Written task: From the entries below, copy every line where the string "their" appears.

Material provided:
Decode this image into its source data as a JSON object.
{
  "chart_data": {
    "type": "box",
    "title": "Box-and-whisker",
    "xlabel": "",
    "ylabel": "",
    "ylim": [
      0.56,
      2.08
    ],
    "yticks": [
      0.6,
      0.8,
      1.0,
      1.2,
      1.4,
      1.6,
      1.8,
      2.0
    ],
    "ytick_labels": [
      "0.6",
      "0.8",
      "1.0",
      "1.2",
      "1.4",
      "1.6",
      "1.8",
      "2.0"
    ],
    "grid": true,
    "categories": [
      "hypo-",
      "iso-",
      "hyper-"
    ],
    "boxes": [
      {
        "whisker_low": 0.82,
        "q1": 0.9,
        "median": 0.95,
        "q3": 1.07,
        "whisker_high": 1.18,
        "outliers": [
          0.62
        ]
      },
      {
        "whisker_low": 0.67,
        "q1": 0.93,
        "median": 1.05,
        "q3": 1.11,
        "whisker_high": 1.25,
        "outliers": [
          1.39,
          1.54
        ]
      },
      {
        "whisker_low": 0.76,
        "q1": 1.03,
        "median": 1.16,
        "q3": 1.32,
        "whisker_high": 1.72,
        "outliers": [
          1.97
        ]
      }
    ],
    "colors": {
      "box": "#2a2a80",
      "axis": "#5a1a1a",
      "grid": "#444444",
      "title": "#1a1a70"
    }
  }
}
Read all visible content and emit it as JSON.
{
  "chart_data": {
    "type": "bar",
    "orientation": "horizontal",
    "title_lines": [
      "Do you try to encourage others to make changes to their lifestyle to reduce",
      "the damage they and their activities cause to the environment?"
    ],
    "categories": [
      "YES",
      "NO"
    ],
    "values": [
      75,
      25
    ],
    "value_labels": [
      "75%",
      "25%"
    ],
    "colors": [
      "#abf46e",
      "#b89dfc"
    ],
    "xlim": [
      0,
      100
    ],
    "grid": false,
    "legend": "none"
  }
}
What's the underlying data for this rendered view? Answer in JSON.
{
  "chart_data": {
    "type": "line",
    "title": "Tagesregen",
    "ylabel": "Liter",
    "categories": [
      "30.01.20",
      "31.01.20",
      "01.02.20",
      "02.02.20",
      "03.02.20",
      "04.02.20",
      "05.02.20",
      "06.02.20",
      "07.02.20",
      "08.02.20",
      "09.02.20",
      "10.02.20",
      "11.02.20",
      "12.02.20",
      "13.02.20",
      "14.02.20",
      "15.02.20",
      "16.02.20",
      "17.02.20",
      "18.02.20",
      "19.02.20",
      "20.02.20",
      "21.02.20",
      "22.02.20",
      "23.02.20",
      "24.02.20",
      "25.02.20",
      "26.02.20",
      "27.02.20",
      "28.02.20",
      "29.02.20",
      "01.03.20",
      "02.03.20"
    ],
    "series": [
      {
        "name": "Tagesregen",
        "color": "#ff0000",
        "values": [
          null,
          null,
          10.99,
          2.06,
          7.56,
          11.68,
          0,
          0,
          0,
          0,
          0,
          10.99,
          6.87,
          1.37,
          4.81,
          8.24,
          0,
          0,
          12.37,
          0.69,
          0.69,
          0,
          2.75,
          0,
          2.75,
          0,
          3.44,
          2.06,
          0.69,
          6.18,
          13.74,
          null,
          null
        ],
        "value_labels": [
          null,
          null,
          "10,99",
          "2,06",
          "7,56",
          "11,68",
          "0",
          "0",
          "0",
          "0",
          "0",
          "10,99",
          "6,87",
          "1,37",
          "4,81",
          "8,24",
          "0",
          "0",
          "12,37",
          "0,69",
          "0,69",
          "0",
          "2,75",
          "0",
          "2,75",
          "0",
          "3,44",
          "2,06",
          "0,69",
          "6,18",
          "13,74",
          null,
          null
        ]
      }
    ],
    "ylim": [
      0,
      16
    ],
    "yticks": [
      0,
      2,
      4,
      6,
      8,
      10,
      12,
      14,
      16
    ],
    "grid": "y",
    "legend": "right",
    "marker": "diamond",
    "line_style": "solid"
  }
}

Solution:
      "Do you try to encourage others to make changes to their lifestyle to reduce",
      "the damage they and their activities cause to the environment?"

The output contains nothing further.